## Begin
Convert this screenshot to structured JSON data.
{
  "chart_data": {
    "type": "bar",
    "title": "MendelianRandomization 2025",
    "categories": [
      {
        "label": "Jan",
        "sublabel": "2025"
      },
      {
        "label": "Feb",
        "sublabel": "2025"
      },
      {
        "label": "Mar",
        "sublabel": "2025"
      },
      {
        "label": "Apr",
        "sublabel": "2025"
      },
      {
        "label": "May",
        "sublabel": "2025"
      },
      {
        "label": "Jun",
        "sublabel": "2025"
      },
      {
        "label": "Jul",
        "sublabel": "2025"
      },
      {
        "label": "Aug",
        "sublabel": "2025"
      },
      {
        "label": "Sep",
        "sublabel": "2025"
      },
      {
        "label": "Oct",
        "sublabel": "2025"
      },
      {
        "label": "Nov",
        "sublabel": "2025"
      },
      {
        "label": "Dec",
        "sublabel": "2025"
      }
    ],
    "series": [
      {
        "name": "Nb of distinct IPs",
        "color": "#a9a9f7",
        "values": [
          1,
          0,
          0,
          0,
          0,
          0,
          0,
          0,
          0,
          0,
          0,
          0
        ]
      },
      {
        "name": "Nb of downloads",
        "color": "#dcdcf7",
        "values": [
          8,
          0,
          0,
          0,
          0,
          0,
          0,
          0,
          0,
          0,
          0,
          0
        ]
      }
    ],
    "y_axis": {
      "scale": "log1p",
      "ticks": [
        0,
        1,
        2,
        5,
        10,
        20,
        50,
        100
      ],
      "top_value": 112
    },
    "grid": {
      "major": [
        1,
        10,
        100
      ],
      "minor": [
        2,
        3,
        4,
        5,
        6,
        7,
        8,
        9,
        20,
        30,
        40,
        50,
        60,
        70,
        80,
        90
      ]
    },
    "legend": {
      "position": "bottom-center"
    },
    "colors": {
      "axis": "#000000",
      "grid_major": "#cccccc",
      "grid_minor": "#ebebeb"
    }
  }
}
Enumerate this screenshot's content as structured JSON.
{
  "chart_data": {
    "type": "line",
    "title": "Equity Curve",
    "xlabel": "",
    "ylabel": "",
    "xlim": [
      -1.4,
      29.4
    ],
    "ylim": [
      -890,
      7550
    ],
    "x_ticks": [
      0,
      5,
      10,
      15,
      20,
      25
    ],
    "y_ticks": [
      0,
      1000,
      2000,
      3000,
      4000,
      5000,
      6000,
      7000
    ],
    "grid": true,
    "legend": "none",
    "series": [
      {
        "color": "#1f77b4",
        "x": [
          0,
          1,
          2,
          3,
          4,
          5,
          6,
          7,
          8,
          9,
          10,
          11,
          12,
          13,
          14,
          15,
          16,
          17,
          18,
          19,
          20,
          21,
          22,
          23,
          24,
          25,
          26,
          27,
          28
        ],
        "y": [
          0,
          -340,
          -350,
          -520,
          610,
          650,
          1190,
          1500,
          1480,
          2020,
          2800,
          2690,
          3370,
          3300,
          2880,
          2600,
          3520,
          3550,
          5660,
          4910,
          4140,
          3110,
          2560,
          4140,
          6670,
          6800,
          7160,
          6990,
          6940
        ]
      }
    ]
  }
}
## End
_TASK STATEMENT_
Look through the material and copy each line that has "this".

_CORRECT OUTPUT_
Convert this screenshot to structured JSON data.
Enumerate this screenshot's content as structured JSON.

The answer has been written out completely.